▸ WHAT YOU NEED TO DO
Every line holding the string "которые" should be gathered.

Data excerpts
'''

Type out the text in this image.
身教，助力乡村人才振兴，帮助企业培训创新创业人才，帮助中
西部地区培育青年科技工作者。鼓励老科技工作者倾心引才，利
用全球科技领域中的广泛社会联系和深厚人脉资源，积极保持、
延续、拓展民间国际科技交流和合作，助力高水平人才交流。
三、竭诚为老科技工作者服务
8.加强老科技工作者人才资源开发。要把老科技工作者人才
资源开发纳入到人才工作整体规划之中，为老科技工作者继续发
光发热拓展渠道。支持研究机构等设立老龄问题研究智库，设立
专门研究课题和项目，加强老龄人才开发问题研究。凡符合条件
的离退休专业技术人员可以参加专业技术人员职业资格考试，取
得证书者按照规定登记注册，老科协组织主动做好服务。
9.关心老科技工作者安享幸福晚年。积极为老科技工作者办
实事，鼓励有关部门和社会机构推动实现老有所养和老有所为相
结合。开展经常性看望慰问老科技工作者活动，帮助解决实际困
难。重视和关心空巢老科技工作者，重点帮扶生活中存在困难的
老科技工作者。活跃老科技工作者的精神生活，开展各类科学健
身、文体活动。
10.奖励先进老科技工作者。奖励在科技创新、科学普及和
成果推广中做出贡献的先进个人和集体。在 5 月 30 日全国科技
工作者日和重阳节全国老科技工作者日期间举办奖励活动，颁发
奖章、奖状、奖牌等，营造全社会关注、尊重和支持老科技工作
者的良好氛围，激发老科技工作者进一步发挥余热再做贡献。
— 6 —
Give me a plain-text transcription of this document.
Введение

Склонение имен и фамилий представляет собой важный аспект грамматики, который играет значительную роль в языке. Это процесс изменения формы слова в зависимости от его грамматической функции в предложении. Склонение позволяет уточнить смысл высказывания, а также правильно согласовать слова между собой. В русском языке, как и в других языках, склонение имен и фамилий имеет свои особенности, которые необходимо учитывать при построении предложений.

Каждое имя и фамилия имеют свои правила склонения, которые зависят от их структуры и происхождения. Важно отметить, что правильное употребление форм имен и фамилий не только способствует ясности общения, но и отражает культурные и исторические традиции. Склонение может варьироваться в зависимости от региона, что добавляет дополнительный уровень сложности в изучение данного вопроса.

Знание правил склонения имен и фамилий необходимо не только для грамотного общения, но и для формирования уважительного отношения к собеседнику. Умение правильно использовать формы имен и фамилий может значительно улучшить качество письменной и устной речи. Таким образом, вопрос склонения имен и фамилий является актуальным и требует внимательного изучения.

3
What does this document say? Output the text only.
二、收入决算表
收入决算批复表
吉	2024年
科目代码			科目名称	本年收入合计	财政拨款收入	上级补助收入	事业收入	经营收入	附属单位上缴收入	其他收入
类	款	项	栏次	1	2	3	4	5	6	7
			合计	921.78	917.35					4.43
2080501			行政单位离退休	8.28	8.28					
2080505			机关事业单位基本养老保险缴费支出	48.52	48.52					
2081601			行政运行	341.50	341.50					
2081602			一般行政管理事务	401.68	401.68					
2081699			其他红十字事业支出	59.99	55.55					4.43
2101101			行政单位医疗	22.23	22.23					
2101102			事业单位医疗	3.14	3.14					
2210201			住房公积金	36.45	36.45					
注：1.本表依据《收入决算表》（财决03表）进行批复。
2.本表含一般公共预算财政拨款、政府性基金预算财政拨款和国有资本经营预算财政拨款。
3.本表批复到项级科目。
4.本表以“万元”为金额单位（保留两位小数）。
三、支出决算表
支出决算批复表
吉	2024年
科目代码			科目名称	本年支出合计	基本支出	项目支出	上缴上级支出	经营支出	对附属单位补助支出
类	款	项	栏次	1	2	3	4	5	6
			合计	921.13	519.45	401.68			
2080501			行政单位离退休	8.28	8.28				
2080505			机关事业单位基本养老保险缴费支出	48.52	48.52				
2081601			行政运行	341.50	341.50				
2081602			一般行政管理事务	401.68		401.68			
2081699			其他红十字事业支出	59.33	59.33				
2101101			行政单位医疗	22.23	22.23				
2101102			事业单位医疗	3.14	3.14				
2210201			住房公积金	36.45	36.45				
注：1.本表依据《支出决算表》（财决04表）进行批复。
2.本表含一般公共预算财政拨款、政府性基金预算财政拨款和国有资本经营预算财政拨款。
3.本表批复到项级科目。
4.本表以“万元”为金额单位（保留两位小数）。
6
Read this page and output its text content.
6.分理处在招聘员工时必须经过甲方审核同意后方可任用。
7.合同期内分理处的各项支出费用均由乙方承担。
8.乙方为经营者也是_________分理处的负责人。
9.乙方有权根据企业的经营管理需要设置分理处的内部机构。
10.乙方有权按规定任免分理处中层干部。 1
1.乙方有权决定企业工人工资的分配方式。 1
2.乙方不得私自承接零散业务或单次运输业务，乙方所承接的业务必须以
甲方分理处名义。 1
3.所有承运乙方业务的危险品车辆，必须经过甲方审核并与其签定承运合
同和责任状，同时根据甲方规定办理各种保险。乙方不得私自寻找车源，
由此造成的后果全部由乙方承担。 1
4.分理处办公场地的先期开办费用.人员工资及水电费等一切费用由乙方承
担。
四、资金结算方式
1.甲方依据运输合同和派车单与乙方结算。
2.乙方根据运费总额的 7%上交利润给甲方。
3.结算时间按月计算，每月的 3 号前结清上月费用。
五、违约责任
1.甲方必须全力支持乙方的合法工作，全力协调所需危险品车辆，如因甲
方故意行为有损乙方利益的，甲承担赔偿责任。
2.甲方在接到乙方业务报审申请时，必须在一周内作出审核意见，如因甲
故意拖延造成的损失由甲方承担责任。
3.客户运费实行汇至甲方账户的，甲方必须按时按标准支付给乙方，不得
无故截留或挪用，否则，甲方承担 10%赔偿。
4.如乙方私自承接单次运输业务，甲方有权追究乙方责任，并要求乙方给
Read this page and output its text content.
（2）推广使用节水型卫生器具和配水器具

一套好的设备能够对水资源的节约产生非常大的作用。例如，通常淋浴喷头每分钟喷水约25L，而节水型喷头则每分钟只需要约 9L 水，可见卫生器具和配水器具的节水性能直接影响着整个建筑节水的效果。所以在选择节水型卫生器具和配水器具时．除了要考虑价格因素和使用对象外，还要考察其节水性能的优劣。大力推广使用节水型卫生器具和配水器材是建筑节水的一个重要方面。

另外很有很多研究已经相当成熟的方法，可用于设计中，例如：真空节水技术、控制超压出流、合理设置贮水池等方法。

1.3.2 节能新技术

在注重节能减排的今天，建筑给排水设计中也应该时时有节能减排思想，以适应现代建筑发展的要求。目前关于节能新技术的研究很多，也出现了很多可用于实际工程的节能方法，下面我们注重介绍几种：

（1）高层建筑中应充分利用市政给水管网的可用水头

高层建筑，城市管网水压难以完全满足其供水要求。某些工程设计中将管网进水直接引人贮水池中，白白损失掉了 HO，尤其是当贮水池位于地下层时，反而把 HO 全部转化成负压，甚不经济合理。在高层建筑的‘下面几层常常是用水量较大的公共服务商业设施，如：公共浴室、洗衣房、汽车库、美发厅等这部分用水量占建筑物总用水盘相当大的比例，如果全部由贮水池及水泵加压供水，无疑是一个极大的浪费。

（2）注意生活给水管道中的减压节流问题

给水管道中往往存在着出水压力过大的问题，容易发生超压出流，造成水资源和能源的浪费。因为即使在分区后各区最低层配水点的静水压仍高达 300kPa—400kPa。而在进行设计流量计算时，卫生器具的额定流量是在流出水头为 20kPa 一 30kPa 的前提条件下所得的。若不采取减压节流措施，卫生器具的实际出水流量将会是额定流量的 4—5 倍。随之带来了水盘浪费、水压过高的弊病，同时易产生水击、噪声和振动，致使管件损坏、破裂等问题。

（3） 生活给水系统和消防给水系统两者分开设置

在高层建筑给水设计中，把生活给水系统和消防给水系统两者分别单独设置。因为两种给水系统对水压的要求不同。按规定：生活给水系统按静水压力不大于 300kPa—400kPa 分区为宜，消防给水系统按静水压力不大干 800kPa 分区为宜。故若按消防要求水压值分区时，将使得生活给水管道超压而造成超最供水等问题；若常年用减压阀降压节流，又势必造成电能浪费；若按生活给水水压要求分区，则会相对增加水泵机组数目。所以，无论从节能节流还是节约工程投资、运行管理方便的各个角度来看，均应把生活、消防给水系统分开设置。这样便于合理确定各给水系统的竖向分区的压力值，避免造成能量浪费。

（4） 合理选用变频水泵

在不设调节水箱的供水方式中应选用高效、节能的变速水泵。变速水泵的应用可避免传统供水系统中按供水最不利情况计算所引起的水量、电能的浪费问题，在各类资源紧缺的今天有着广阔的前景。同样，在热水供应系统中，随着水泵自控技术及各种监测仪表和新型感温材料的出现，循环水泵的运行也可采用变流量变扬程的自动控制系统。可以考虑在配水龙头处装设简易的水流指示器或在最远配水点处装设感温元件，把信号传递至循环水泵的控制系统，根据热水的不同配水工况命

'''

▸ TASK ANSWER
Склонение имен и фамилий представляет собой важный аспект грамматики, который играет значительную роль в языке. Это процесс изменения формы слова в зависимости от его грамматической функции в предложении. Склонение позволяет уточнить смысл высказывания, а также правильно согласовать слова между собой. В русском языке, как и в других языках, склонение имен и фамилий имеет свои особенности, которые необходимо учитывать при построении предложений.
Каждое имя и фамилия имеют свои правила склонения, которые зависят от их структуры и происхождения. Важно отметить, что правильное употребление форм имен и фамилий не только способствует ясности общения, но и отражает культурные и исторические традиции. Склонение может варьироваться в зависимости от региона, что добавляет дополнительный уровень сложности в изучение данного вопроса.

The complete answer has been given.